THE EXERCISE - Restate the whole of the material. Keep every word, and drop the pictures.

[Figure collection entries]
_ _ _ _

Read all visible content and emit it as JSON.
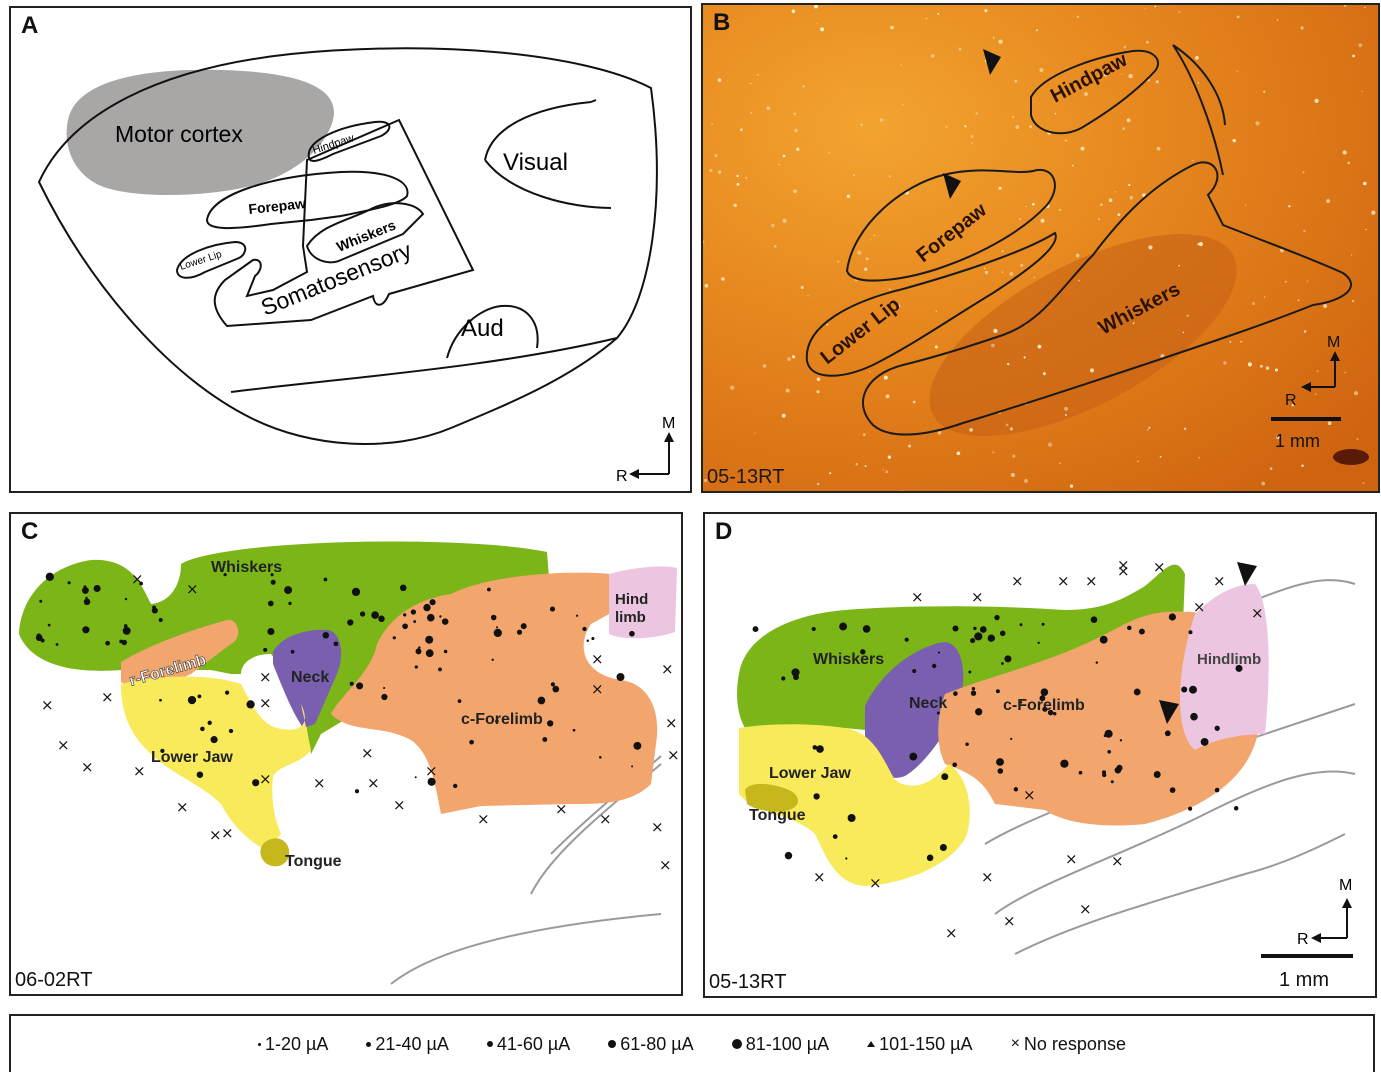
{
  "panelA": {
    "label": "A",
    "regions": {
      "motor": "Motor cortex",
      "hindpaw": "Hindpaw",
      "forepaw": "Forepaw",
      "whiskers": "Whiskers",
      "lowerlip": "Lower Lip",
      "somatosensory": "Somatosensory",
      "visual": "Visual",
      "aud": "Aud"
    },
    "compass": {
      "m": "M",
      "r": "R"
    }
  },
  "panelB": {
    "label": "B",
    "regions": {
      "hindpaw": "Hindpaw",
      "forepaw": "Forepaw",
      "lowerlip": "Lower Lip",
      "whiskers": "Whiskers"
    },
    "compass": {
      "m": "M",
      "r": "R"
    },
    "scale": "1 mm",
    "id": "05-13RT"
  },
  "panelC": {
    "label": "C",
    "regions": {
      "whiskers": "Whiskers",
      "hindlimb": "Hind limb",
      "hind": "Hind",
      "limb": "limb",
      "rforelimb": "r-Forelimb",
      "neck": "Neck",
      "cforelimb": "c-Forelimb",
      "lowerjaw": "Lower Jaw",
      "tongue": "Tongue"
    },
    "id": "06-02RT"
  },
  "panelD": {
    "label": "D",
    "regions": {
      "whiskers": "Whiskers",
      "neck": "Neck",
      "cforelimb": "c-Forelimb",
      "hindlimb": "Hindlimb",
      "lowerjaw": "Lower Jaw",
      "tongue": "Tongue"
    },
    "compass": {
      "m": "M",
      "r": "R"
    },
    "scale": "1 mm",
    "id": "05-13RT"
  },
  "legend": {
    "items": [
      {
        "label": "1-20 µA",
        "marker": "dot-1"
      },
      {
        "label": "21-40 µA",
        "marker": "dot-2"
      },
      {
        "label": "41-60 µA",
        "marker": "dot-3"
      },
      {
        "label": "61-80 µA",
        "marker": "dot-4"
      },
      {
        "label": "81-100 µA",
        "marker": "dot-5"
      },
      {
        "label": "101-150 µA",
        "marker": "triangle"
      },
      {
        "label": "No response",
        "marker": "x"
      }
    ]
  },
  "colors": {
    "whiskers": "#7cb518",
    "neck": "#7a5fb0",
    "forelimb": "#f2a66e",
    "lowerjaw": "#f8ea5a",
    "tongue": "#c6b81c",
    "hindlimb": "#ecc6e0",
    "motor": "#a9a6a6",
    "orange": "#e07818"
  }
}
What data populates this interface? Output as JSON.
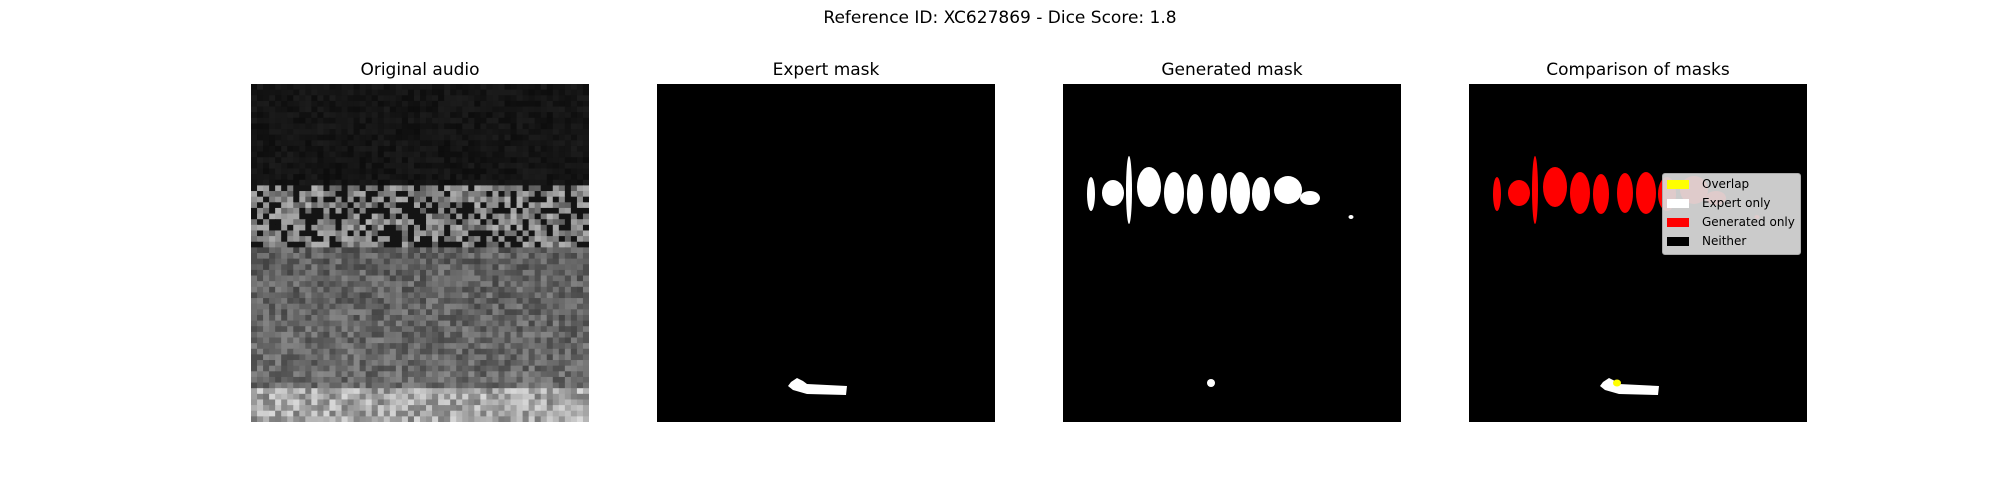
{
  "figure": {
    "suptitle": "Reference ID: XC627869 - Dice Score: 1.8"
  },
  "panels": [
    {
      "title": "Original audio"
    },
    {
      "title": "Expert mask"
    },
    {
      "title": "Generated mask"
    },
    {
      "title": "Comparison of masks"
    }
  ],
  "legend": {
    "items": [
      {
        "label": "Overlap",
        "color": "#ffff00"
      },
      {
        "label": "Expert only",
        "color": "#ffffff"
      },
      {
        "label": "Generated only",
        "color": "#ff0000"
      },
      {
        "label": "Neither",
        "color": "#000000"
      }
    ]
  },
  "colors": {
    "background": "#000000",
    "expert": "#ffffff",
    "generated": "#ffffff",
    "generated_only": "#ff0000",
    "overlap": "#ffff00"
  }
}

_ _ _ _

EXPECTED ANSWER -
Read all visible content and emit it as JSON.
{
  "panelA": {
    "label": "A",
    "regions": {
      "motor": "Motor cortex",
      "hindpaw": "Hindpaw",
      "forepaw": "Forepaw",
      "whiskers": "Whiskers",
      "lowerlip": "Lower Lip",
      "somatosensory": "Somatosensory",
      "visual": "Visual",
      "aud": "Aud"
    },
    "compass": {
      "m": "M",
      "r": "R"
    }
  },
  "panelB": {
    "label": "B",
    "regions": {
      "hindpaw": "Hindpaw",
      "forepaw": "Forepaw",
      "lowerlip": "Lower Lip",
      "whiskers": "Whiskers"
    },
    "compass": {
      "m": "M",
      "r": "R"
    },
    "scale": "1 mm",
    "id": "05-13RT"
  },
  "panelC": {
    "label": "C",
    "regions": {
      "whiskers": "Whiskers",
      "hindlimb": "Hind limb",
      "hind": "Hind",
      "limb": "limb",
      "rforelimb": "r-Forelimb",
      "neck": "Neck",
      "cforelimb": "c-Forelimb",
      "lowerjaw": "Lower Jaw",
      "tongue": "Tongue"
    },
    "id": "06-02RT"
  },
  "panelD": {
    "label": "D",
    "regions": {
      "whiskers": "Whiskers",
      "neck": "Neck",
      "cforelimb": "c-Forelimb",
      "hindlimb": "Hindlimb",
      "lowerjaw": "Lower Jaw",
      "tongue": "Tongue"
    },
    "compass": {
      "m": "M",
      "r": "R"
    },
    "scale": "1 mm",
    "id": "05-13RT"
  },
  "legend": {
    "items": [
      {
        "label": "1-20 µA",
        "marker": "dot-1"
      },
      {
        "label": "21-40 µA",
        "marker": "dot-2"
      },
      {
        "label": "41-60 µA",
        "marker": "dot-3"
      },
      {
        "label": "61-80 µA",
        "marker": "dot-4"
      },
      {
        "label": "81-100 µA",
        "marker": "dot-5"
      },
      {
        "label": "101-150 µA",
        "marker": "triangle"
      },
      {
        "label": "No response",
        "marker": "x"
      }
    ]
  },
  "colors": {
    "whiskers": "#7cb518",
    "neck": "#7a5fb0",
    "forelimb": "#f2a66e",
    "lowerjaw": "#f8ea5a",
    "tongue": "#c6b81c",
    "hindlimb": "#ecc6e0",
    "motor": "#a9a6a6",
    "orange": "#e07818"
  }
}
What data populates this interface? Output as JSON.
{
  "figure": {
    "suptitle": "Reference ID: XC627869 - Dice Score: 1.8"
  },
  "panels": [
    {
      "title": "Original audio"
    },
    {
      "title": "Expert mask"
    },
    {
      "title": "Generated mask"
    },
    {
      "title": "Comparison of masks"
    }
  ],
  "legend": {
    "items": [
      {
        "label": "Overlap",
        "color": "#ffff00"
      },
      {
        "label": "Expert only",
        "color": "#ffffff"
      },
      {
        "label": "Generated only",
        "color": "#ff0000"
      },
      {
        "label": "Neither",
        "color": "#000000"
      }
    ]
  },
  "colors": {
    "background": "#000000",
    "expert": "#ffffff",
    "generated": "#ffffff",
    "generated_only": "#ff0000",
    "overlap": "#ffff00"
  }
}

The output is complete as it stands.